Selected extract:
(20) He suggested that this was a political decision and said the NLRB had always been "anything but impartial".
Unprejudiced
Definition:
(a.) Not prejudiced; free from undue bias or prepossession; not preoccupied by opinion; impartial; as, an unprejudiced mind; an unprejudiced judge.
(a.) Not warped or biased by prejudice; as, an unprejudiced judgment.
Example Sentences:
(1) The surveyed hospital pharmacists generally demonstrated healthy, unprejudiced views toward psychiatrists and mentally ill patients; however, their attitudes toward mental hospitals were skewed in the negative direction.
(2) It is concluded that the efforts of the nondisabled to show an unprejudiced attitude toward a disabled interaction partner are mostly effective in other aspects of behavior than the amount of self-disclosure.
(3) So an investigation must take place, an independent investigation, unprejudiced, to decide whether or not tax has been paid.” As well as pressing Cameron, the Labour leader called for a cleanup of Britain’s overseas territories and dependencies, including the British Virgin Islands, which accounts for about half the companies named in the Panama Papers.
(4) The connections between childhood assault and adult adjustment will be missed unless the therapist can find an unprejudiced path toward mutual acceptance.
(5) The current attitude, that adolescents, minority women, and young mothers with several children are in need of the most highly effective birth control method does little to encourage an unprejudiced presentation of other methods.
(6) In order to leave the investigators unprejudiced, all sera were coded and intermixed with controls of rabbit EAE serum which had a potent demyelinating capacity.
(7) Continuous glucose monitoring by portable instruments is the only and irreplaceable prerequisite for unprejudiced evaluation of the various strategies for substitution of the insulin deficiency in any form of diabetes.
(8) So an investigation must take place, an independent investigation, unprejudiced, to decide whether or not tax has been paid.
(9) Whitehall's unprejudiced support for the government of the day regardless of colour is a constitutional – if unrecorded – keystone.
(10) It is concluded that supplementation of alcoholic beverages in Queensland with thiamine (and in particular with one of the allithiamines) warrants urgent and unprejudiced consideration.
(11) "Imagine an eye unruled by man-made laws of perspective," he wrote in Metaphors On Vision, first published in the journal Film Culture in 1963, "an eye unprejudiced by compositional logic, an eye which does not respond to the name of everything but which must know each object encountered in life through an adventure of perception.

(Source data)
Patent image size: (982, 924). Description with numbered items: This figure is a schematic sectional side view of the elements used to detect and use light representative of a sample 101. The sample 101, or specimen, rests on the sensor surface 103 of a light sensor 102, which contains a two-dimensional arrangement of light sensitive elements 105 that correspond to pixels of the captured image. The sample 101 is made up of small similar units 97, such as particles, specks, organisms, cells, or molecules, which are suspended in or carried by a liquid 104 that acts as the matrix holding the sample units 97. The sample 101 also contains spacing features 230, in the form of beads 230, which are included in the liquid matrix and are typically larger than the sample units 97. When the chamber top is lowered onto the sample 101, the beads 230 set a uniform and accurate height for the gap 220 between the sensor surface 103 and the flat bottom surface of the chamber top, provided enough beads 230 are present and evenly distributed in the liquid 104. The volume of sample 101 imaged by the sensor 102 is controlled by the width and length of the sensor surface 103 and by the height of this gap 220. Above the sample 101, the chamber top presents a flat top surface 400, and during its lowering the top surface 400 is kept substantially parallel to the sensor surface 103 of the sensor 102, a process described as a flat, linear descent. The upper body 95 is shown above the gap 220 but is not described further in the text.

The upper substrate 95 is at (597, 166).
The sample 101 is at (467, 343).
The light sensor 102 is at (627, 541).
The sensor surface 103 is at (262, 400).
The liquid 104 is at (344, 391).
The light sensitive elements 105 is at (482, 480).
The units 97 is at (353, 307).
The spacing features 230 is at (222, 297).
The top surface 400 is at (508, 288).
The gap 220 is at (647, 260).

Assignment: Could you supply the next part of the entry on the word "unprejudiced," starting right where it stops? The records have no connection to the entry on the word "unprejudiced."

Task output:
(12) They like him to have the picture of these nuggety facts lying about on maybe frozen ground, and a lot of noble and utterly unprejudiced journalists with no idea whatever of what they are looking for scrabbling in the iron-bound earth and presently bringing home the pure gold of Truth."
(13) Published in 1823, his book is billed on the title page as being: “The unprejudiced, authentic and highly interesting account which that stupendous and beautiful edifice Stonehenge in Wiltshire is found to give of itself.” Inside he describes how Stonehenge was one of the few structures in the UK that must have survived Noah’s flood.
(14) For Brakhage, the goal of cinema was the liberation of the eye itself, the creation of an act of seeing, previously unimagined and undefined by conventions of representation, an eye as natural and unprejudiced as that of a cat, a bee or an infant.
(15) So step forward the new Andy Murray – free spirit, sensitive, self-aware and unprejudiced.
(16) A guide dog user himself, the author nevertheless sets out to put forth in as unprejudiced a manner as possible the pros and cons of this mobility aid for blind persons.
(17) But if the process of asking and answering such questions did not reveal to any sane, unprejudiced mind the necessity and the virtue of subsidy, then I would eat my desk.
(18) Clearly, continuous blood glucose monitoring by portable instruments is the only and absolute prerequisite for unprejudiced evaluation of the various strategies for substitution of insulin deficiency in any form of diabetes mellitus.
(19) An unprejudiced critic would not be convinced by existing data.